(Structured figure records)
# # # #

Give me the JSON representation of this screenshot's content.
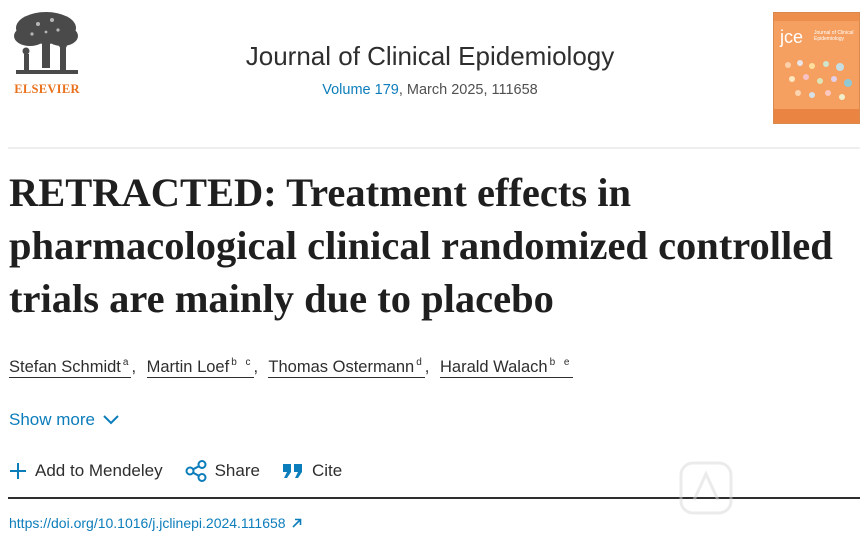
{
  "publisher": {
    "name": "ELSEVIER",
    "logo_icon": "elsevier-tree-logo"
  },
  "journal": {
    "title": "Journal of Clinical Epidemiology",
    "volume_link": "Volume 179",
    "meta_rest": ", March 2025, 111658",
    "cover_abbrev": "jce",
    "cover_subtitle": "Journal of Clinical Epidemiology"
  },
  "article": {
    "title": "RETRACTED: Treatment effects in pharmacological clinical randomized controlled trials are mainly due to placebo",
    "authors": [
      {
        "name": "Stefan Schmidt",
        "aff": "a"
      },
      {
        "name": "Martin Loef",
        "aff": "b c"
      },
      {
        "name": "Thomas Ostermann",
        "aff": "d"
      },
      {
        "name": "Harald Walach",
        "aff": "b e"
      }
    ],
    "author_separator": ",",
    "show_more": "Show more",
    "doi": "https://doi.org/10.1016/j.jclinepi.2024.111658"
  },
  "actions": {
    "mendeley": "Add to Mendeley",
    "share": "Share",
    "cite": "Cite"
  },
  "colors": {
    "link": "#0c7dbb",
    "publisher_orange": "#e9711c",
    "cover": "#f5a060"
  }
}
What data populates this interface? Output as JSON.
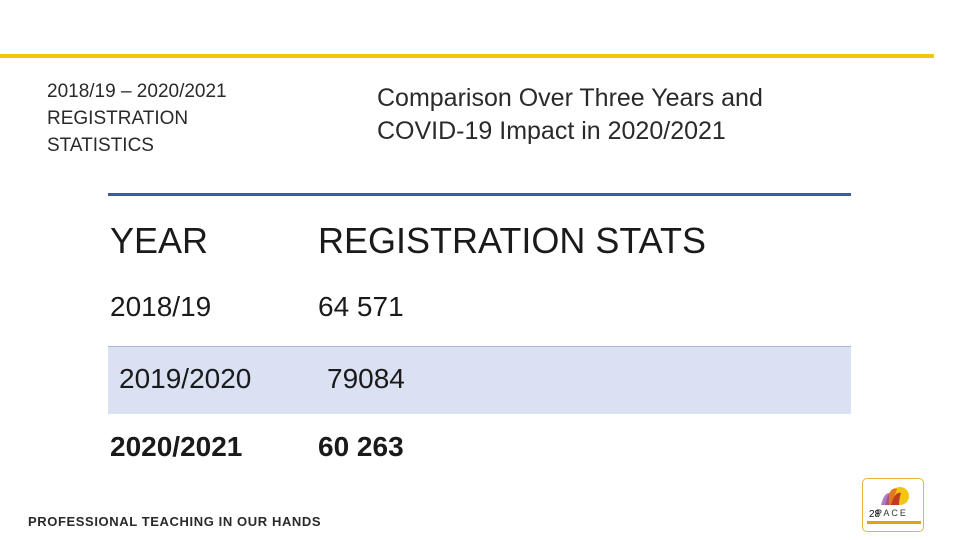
{
  "header": {
    "left_title_lines": [
      "2018/19 – 2020/2021",
      "REGISTRATION",
      "STATISTICS"
    ],
    "right_title_lines": [
      "Comparison Over Three Years and",
      "COVID-19 Impact in 2020/2021"
    ]
  },
  "table": {
    "columns": [
      "YEAR",
      "REGISTRATION STATS"
    ],
    "rows": [
      {
        "year": "2018/19",
        "stat": "64 571"
      },
      {
        "year": "2019/2020",
        "stat": "79084"
      },
      {
        "year": "2020/2021",
        "stat": "60  263"
      }
    ]
  },
  "footer": {
    "slogan": "PROFESSIONAL TEACHING IN OUR HANDS",
    "page_number": "28",
    "logo_text": "PACE"
  },
  "colors": {
    "accent_yellow": "#f2c511",
    "table_border_blue": "#3d5a9e",
    "row_band": "#d9e1f2"
  }
}
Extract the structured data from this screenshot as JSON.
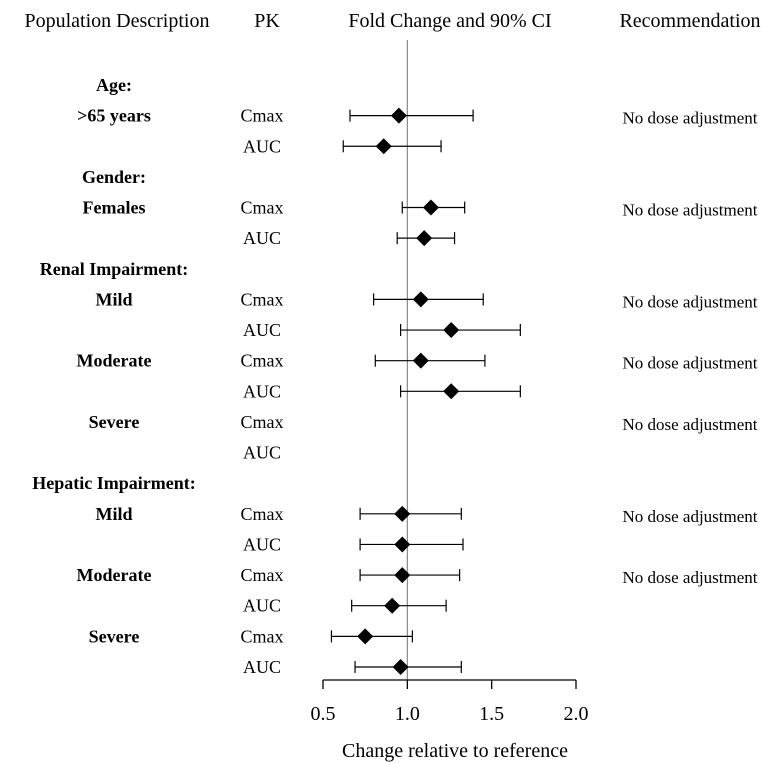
{
  "headers": {
    "population": "Population Description",
    "pk": "PK",
    "effect": "Fold Change and 90% CI",
    "recommendation": "Recommendation"
  },
  "chart_data": {
    "type": "forest",
    "xlabel": "Change relative to reference",
    "xlim": [
      0.5,
      2.0
    ],
    "xticks": [
      0.5,
      1.0,
      1.5,
      2.0
    ],
    "xtick_labels": [
      "0.5",
      "1.0",
      "1.5",
      "2.0"
    ],
    "reference_line": 1.0,
    "marker": "diamond",
    "rows": [
      {
        "label": "Age:",
        "kind": "category"
      },
      {
        "label": ">65 years",
        "kind": "group",
        "pk": "Cmax",
        "estimate": 0.95,
        "lo": 0.66,
        "hi": 1.39,
        "recommendation": "No dose adjustment"
      },
      {
        "pk": "AUC",
        "estimate": 0.86,
        "lo": 0.62,
        "hi": 1.2
      },
      {
        "label": "Gender:",
        "kind": "category"
      },
      {
        "label": "Females",
        "kind": "group",
        "pk": "Cmax",
        "estimate": 1.14,
        "lo": 0.97,
        "hi": 1.34,
        "recommendation": "No dose adjustment"
      },
      {
        "pk": "AUC",
        "estimate": 1.1,
        "lo": 0.94,
        "hi": 1.28
      },
      {
        "label": "Renal Impairment:",
        "kind": "category"
      },
      {
        "label": "Mild",
        "kind": "group",
        "pk": "Cmax",
        "estimate": 1.08,
        "lo": 0.8,
        "hi": 1.45,
        "recommendation": "No dose adjustment"
      },
      {
        "pk": "AUC",
        "estimate": 1.26,
        "lo": 0.96,
        "hi": 1.67
      },
      {
        "label": "Moderate",
        "kind": "group",
        "pk": "Cmax",
        "estimate": 1.08,
        "lo": 0.81,
        "hi": 1.46,
        "recommendation": "No dose adjustment"
      },
      {
        "pk": "AUC",
        "estimate": 1.26,
        "lo": 0.96,
        "hi": 1.67
      },
      {
        "label": "Severe",
        "kind": "group",
        "pk": "Cmax",
        "recommendation": "No dose adjustment"
      },
      {
        "pk": "AUC"
      },
      {
        "label": "Hepatic Impairment:",
        "kind": "category"
      },
      {
        "label": "Mild",
        "kind": "group",
        "pk": "Cmax",
        "estimate": 0.97,
        "lo": 0.72,
        "hi": 1.32,
        "recommendation": "No dose adjustment"
      },
      {
        "pk": "AUC",
        "estimate": 0.97,
        "lo": 0.72,
        "hi": 1.33
      },
      {
        "label": "Moderate",
        "kind": "group",
        "pk": "Cmax",
        "estimate": 0.97,
        "lo": 0.72,
        "hi": 1.31,
        "recommendation": "No dose adjustment"
      },
      {
        "pk": "AUC",
        "estimate": 0.91,
        "lo": 0.67,
        "hi": 1.23
      },
      {
        "label": "Severe",
        "kind": "group",
        "pk": "Cmax",
        "estimate": 0.75,
        "lo": 0.55,
        "hi": 1.03
      },
      {
        "pk": "AUC",
        "estimate": 0.96,
        "lo": 0.69,
        "hi": 1.32
      }
    ]
  }
}
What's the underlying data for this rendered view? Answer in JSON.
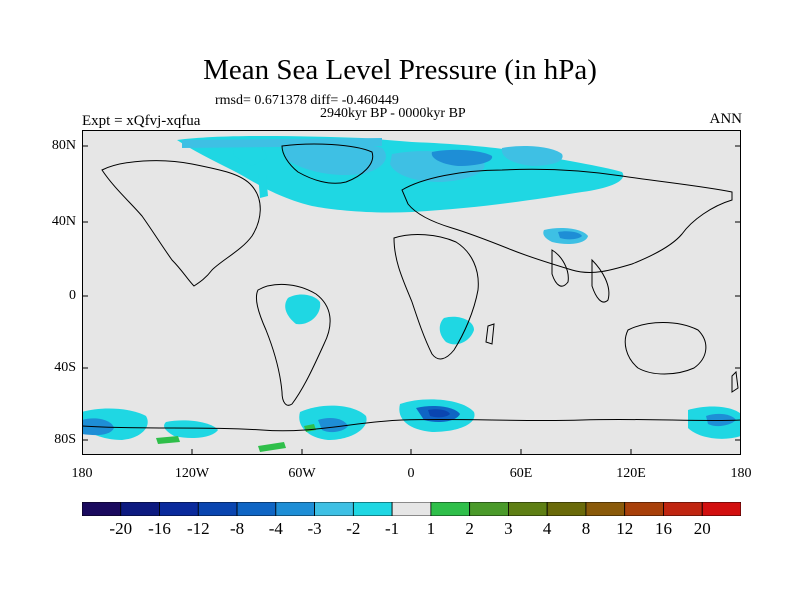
{
  "title": "Mean Sea Level Pressure (in hPa)",
  "stats_line1": "rmsd= 0.671378 diff= -0.460449",
  "stats_line2": "2940kyr BP - 0000kyr BP",
  "left_label": "Expt = xQfvj-xqfua",
  "right_label": "ANN",
  "lat_labels": [
    "80N",
    "40N",
    "0",
    "40S",
    "80S"
  ],
  "lon_labels": [
    "180",
    "120W",
    "60W",
    "0",
    "60E",
    "120E",
    "180"
  ],
  "colorbar": {
    "labels": [
      "-20",
      "-16",
      "-12",
      "-8",
      "-4",
      "-3",
      "-2",
      "-1",
      "1",
      "2",
      "3",
      "4",
      "8",
      "12",
      "16",
      "20"
    ],
    "colors": [
      "#1a0a5e",
      "#0d1a80",
      "#0a2a9c",
      "#0a45b0",
      "#0f65c4",
      "#1e8ed6",
      "#3ec0e4",
      "#1fd7e3",
      "#e6e6e6",
      "#2fbf4a",
      "#4a9a2a",
      "#5e7f14",
      "#6a6a0a",
      "#8a5a0a",
      "#a8400a",
      "#c02510",
      "#d20f0f"
    ]
  },
  "colors": {
    "background_map": "#e6e6e6",
    "coastline": "#000000"
  }
}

# # # #

- **Instructions for the task**: Nothing in the entries should change as you copy them, except that the pictures are left out.

- **Written solution**:
Give me the JSON representation of this screenshot's content.
{
  "publisher": {
    "name": "ELSEVIER",
    "logo_icon": "elsevier-tree-logo"
  },
  "journal": {
    "title": "Journal of Clinical Epidemiology",
    "volume_link": "Volume 179",
    "meta_rest": ", March 2025, 111658",
    "cover_abbrev": "jce",
    "cover_subtitle": "Journal of Clinical Epidemiology"
  },
  "article": {
    "title": "RETRACTED: Treatment effects in pharmacological clinical randomized controlled trials are mainly due to placebo",
    "authors": [
      {
        "name": "Stefan Schmidt",
        "aff": "a"
      },
      {
        "name": "Martin Loef",
        "aff": "b c"
      },
      {
        "name": "Thomas Ostermann",
        "aff": "d"
      },
      {
        "name": "Harald Walach",
        "aff": "b e"
      }
    ],
    "author_separator": ",",
    "show_more": "Show more",
    "doi": "https://doi.org/10.1016/j.jclinepi.2024.111658"
  },
  "actions": {
    "mendeley": "Add to Mendeley",
    "share": "Share",
    "cite": "Cite"
  },
  "colors": {
    "link": "#0c7dbb",
    "publisher_orange": "#e9711c",
    "cover": "#f5a060"
  }
}
What data populates this interface? Output as JSON.
{
  "header": {
    "left_title_lines": [
      "2018/19 – 2020/2021",
      "REGISTRATION",
      "STATISTICS"
    ],
    "right_title_lines": [
      "Comparison Over Three Years and",
      "COVID-19 Impact in 2020/2021"
    ]
  },
  "table": {
    "columns": [
      "YEAR",
      "REGISTRATION STATS"
    ],
    "rows": [
      {
        "year": "2018/19",
        "stat": "64 571"
      },
      {
        "year": "2019/2020",
        "stat": "79084"
      },
      {
        "year": "2020/2021",
        "stat": "60  263"
      }
    ]
  },
  "footer": {
    "slogan": "PROFESSIONAL TEACHING IN OUR HANDS",
    "page_number": "28",
    "logo_text": "PACE"
  },
  "colors": {
    "accent_yellow": "#f2c511",
    "table_border_blue": "#3d5a9e",
    "row_band": "#d9e1f2"
  }
}
Extract the structured data from this screenshot as JSON.
{
  "headers": {
    "population": "Population Description",
    "pk": "PK",
    "effect": "Fold Change and 90% CI",
    "recommendation": "Recommendation"
  },
  "chart_data": {
    "type": "forest",
    "xlabel": "Change relative to reference",
    "xlim": [
      0.5,
      2.0
    ],
    "xticks": [
      0.5,
      1.0,
      1.5,
      2.0
    ],
    "xtick_labels": [
      "0.5",
      "1.0",
      "1.5",
      "2.0"
    ],
    "reference_line": 1.0,
    "marker": "diamond",
    "rows": [
      {
        "label": "Age:",
        "kind": "category"
      },
      {
        "label": ">65 years",
        "kind": "group",
        "pk": "Cmax",
        "estimate": 0.95,
        "lo": 0.66,
        "hi": 1.39,
        "recommendation": "No dose adjustment"
      },
      {
        "pk": "AUC",
        "estimate": 0.86,
        "lo": 0.62,
        "hi": 1.2
      },
      {
        "label": "Gender:",
        "kind": "category"
      },
      {
        "label": "Females",
        "kind": "group",
        "pk": "Cmax",
        "estimate": 1.14,
        "lo": 0.97,
        "hi": 1.34,
        "recommendation": "No dose adjustment"
      },
      {
        "pk": "AUC",
        "estimate": 1.1,
        "lo": 0.94,
        "hi": 1.28
      },
      {
        "label": "Renal Impairment:",
        "kind": "category"
      },
      {
        "label": "Mild",
        "kind": "group",
        "pk": "Cmax",
        "estimate": 1.08,
        "lo": 0.8,
        "hi": 1.45,
        "recommendation": "No dose adjustment"
      },
      {
        "pk": "AUC",
        "estimate": 1.26,
        "lo": 0.96,
        "hi": 1.67
      },
      {
        "label": "Moderate",
        "kind": "group",
        "pk": "Cmax",
        "estimate": 1.08,
        "lo": 0.81,
        "hi": 1.46,
        "recommendation": "No dose adjustment"
      },
      {
        "pk": "AUC",
        "estimate": 1.26,
        "lo": 0.96,
        "hi": 1.67
      },
      {
        "label": "Severe",
        "kind": "group",
        "pk": "Cmax",
        "recommendation": "No dose adjustment"
      },
      {
        "pk": "AUC"
      },
      {
        "label": "Hepatic Impairment:",
        "kind": "category"
      },
      {
        "label": "Mild",
        "kind": "group",
        "pk": "Cmax",
        "estimate": 0.97,
        "lo": 0.72,
        "hi": 1.32,
        "recommendation": "No dose adjustment"
      },
      {
        "pk": "AUC",
        "estimate": 0.97,
        "lo": 0.72,
        "hi": 1.33
      },
      {
        "label": "Moderate",
        "kind": "group",
        "pk": "Cmax",
        "estimate": 0.97,
        "lo": 0.72,
        "hi": 1.31,
        "recommendation": "No dose adjustment"
      },
      {
        "pk": "AUC",
        "estimate": 0.91,
        "lo": 0.67,
        "hi": 1.23
      },
      {
        "label": "Severe",
        "kind": "group",
        "pk": "Cmax",
        "estimate": 0.75,
        "lo": 0.55,
        "hi": 1.03
      },
      {
        "pk": "AUC",
        "estimate": 0.96,
        "lo": 0.69,
        "hi": 1.32
      }
    ]
  }
}
What's the underlying data for this rendered view? Answer in JSON.
{
  "title": "Mean Sea Level Pressure (in hPa)",
  "stats_line1": "rmsd= 0.671378 diff= -0.460449",
  "stats_line2": "2940kyr BP - 0000kyr BP",
  "left_label": "Expt = xQfvj-xqfua",
  "right_label": "ANN",
  "lat_labels": [
    "80N",
    "40N",
    "0",
    "40S",
    "80S"
  ],
  "lon_labels": [
    "180",
    "120W",
    "60W",
    "0",
    "60E",
    "120E",
    "180"
  ],
  "colorbar": {
    "labels": [
      "-20",
      "-16",
      "-12",
      "-8",
      "-4",
      "-3",
      "-2",
      "-1",
      "1",
      "2",
      "3",
      "4",
      "8",
      "12",
      "16",
      "20"
    ],
    "colors": [
      "#1a0a5e",
      "#0d1a80",
      "#0a2a9c",
      "#0a45b0",
      "#0f65c4",
      "#1e8ed6",
      "#3ec0e4",
      "#1fd7e3",
      "#e6e6e6",
      "#2fbf4a",
      "#4a9a2a",
      "#5e7f14",
      "#6a6a0a",
      "#8a5a0a",
      "#a8400a",
      "#c02510",
      "#d20f0f"
    ]
  },
  "colors": {
    "background_map": "#e6e6e6",
    "coastline": "#000000"
  }
}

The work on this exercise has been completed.